## SET EXERCISE
Your job is to retype all of the data word for word, leaving every image out.

[Figure dataset records]
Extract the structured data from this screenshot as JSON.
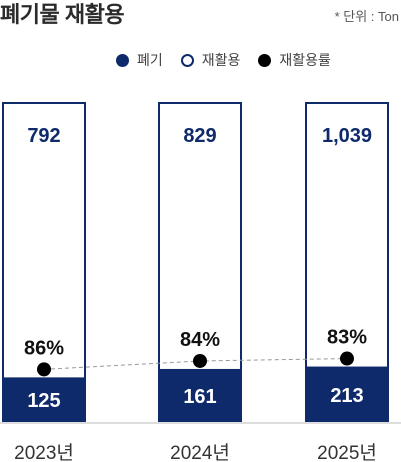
{
  "header": {
    "title": "폐기물 재활용",
    "unit": "* 단위 : Ton"
  },
  "legend": [
    {
      "label": "폐기",
      "key": "waste"
    },
    {
      "label": "재활용",
      "key": "recycle"
    },
    {
      "label": "재활용률",
      "key": "rate"
    }
  ],
  "colors": {
    "waste": "#0e2a6b",
    "recycle_fill": "#ffffff",
    "recycle_border": "#0e2a6b",
    "rate_dot": "#000000",
    "rate_line": "#999999",
    "recycle_text": "#0e2a6b",
    "waste_text": "#ffffff"
  },
  "chart_data": {
    "type": "bar",
    "title": "폐기물 재활용",
    "unit": "* 단위 : Ton",
    "categories": [
      "2023년",
      "2024년",
      "2025년"
    ],
    "series": [
      {
        "name": "폐기",
        "values": [
          125,
          161,
          213
        ],
        "labels": [
          "125",
          "161",
          "213"
        ]
      },
      {
        "name": "재활용",
        "values": [
          792,
          829,
          1039
        ],
        "labels": [
          "792",
          "829",
          "1,039"
        ]
      },
      {
        "name": "재활용률",
        "values": [
          86,
          84,
          83
        ],
        "labels": [
          "86%",
          "84%",
          "83%"
        ]
      }
    ],
    "stacked": true,
    "percent_stacked": true,
    "legend_position": "top-right",
    "grid": false
  }
}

## COMPLETED EXERCISE
Extract the structured data from this screenshot as JSON.
{
  "header": {
    "title": "폐기물 재활용",
    "unit": "* 단위 : Ton"
  },
  "legend": [
    {
      "label": "폐기",
      "key": "waste"
    },
    {
      "label": "재활용",
      "key": "recycle"
    },
    {
      "label": "재활용률",
      "key": "rate"
    }
  ],
  "colors": {
    "waste": "#0e2a6b",
    "recycle_fill": "#ffffff",
    "recycle_border": "#0e2a6b",
    "rate_dot": "#000000",
    "rate_line": "#999999",
    "recycle_text": "#0e2a6b",
    "waste_text": "#ffffff"
  },
  "chart_data": {
    "type": "bar",
    "title": "폐기물 재활용",
    "unit": "* 단위 : Ton",
    "categories": [
      "2023년",
      "2024년",
      "2025년"
    ],
    "series": [
      {
        "name": "폐기",
        "values": [
          125,
          161,
          213
        ],
        "labels": [
          "125",
          "161",
          "213"
        ]
      },
      {
        "name": "재활용",
        "values": [
          792,
          829,
          1039
        ],
        "labels": [
          "792",
          "829",
          "1,039"
        ]
      },
      {
        "name": "재활용률",
        "values": [
          86,
          84,
          83
        ],
        "labels": [
          "86%",
          "84%",
          "83%"
        ]
      }
    ],
    "stacked": true,
    "percent_stacked": true,
    "legend_position": "top-right",
    "grid": false
  }
}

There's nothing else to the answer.